• [Task prompt]:
Scan the records for the word "游戏目的". Copy each line that includes it.

• [Material provided]:
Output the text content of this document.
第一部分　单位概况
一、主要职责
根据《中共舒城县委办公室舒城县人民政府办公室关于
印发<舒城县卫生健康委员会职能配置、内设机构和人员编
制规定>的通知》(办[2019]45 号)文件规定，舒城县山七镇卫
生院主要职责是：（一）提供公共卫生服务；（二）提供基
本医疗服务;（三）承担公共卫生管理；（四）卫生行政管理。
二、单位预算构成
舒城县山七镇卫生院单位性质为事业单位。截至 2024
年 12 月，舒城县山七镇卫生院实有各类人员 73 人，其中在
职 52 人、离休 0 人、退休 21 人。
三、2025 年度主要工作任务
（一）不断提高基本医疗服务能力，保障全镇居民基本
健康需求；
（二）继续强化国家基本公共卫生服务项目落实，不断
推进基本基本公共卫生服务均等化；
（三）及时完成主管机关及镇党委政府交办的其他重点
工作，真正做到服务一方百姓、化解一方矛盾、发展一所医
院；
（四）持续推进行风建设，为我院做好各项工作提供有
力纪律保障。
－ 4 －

==

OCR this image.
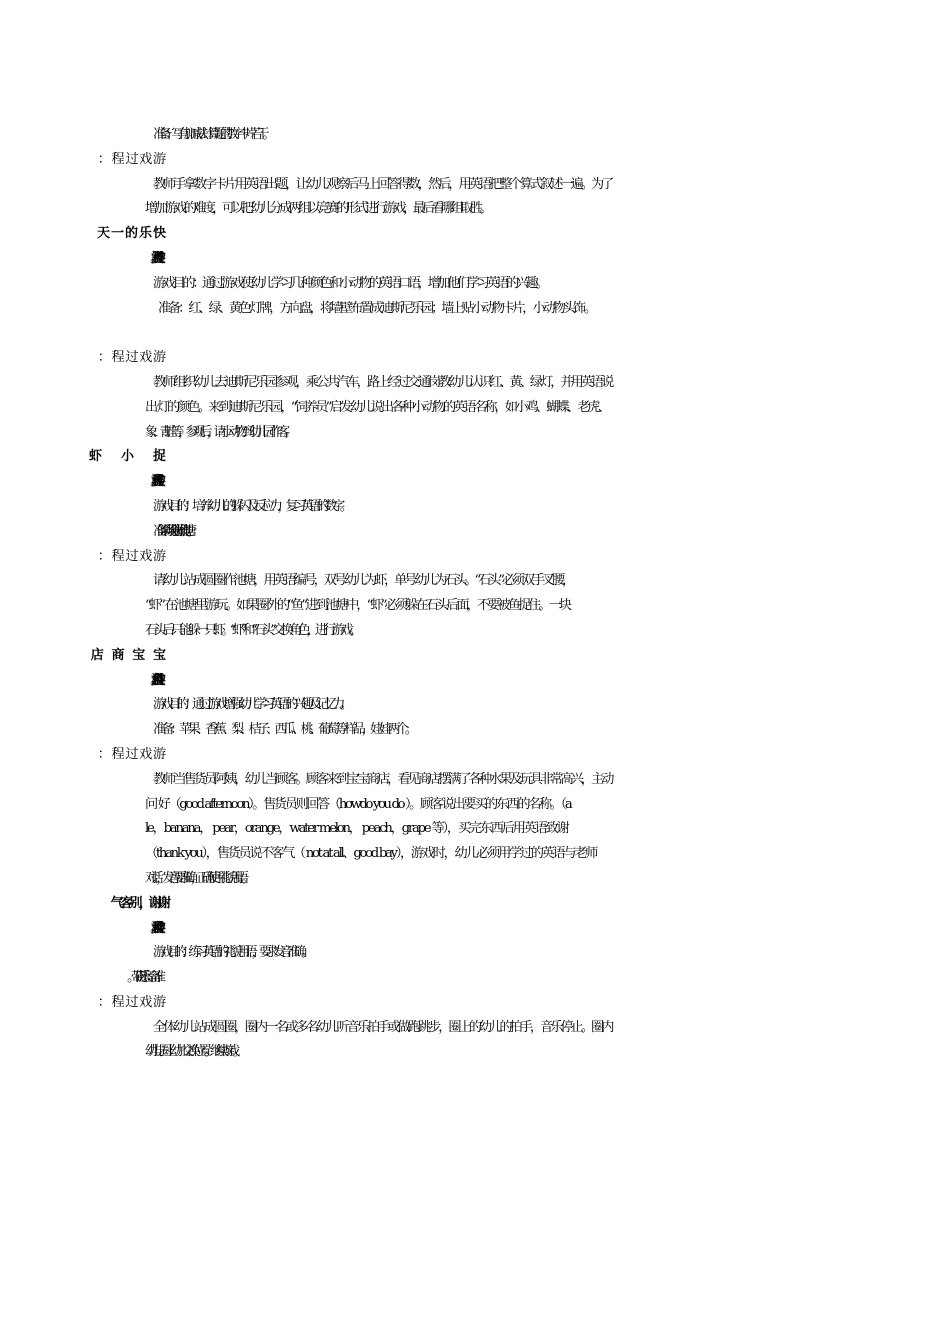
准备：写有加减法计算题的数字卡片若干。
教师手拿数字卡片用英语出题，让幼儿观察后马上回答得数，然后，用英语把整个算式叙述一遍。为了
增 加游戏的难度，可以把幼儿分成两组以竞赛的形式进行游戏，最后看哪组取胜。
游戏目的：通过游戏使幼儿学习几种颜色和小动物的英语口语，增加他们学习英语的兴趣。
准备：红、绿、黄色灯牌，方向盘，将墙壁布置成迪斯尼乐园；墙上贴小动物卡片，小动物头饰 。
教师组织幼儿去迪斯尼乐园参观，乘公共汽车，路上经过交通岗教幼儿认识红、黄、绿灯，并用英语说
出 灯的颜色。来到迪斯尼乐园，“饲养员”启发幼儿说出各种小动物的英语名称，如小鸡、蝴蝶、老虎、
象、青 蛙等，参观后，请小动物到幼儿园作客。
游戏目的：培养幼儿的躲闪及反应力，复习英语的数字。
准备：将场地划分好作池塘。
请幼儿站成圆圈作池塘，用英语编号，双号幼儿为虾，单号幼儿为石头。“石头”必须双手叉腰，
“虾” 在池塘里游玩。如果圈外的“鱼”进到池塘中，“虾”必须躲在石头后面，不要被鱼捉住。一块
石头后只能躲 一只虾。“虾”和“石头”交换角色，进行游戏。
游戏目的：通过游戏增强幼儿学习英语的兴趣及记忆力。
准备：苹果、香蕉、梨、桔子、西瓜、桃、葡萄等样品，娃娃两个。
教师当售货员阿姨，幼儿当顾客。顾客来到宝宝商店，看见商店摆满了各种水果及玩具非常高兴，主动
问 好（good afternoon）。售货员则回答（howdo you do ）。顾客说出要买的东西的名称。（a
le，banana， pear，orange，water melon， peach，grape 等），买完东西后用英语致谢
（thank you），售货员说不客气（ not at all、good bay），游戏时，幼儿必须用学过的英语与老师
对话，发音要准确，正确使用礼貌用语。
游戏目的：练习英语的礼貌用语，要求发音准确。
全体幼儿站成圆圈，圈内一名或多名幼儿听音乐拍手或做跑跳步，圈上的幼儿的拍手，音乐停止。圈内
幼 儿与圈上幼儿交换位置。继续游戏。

--

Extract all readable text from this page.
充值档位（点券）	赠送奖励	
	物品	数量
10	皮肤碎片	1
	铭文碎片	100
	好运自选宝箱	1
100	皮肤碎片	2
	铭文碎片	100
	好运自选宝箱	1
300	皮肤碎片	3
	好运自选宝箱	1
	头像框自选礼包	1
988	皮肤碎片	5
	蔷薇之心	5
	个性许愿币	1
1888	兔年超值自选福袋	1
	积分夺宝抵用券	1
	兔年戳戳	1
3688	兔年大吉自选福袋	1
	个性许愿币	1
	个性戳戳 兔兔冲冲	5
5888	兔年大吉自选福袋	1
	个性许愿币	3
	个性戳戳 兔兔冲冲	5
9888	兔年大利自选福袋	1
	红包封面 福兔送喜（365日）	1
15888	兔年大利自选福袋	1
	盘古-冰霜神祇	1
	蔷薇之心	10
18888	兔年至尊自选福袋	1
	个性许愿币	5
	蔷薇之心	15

• [Worked solution]:
游戏目的：通过游戏使幼儿学习几种颜色和小动物的英语口语，增加他们学习英语的兴趣。
游戏目的：培养幼儿的躲闪及反应力，复习英语的数字。
游戏目的：通过游戏增强幼儿学习英语的兴趣及记忆力。
游戏目的：练习英语的礼貌用语，要求发音准确。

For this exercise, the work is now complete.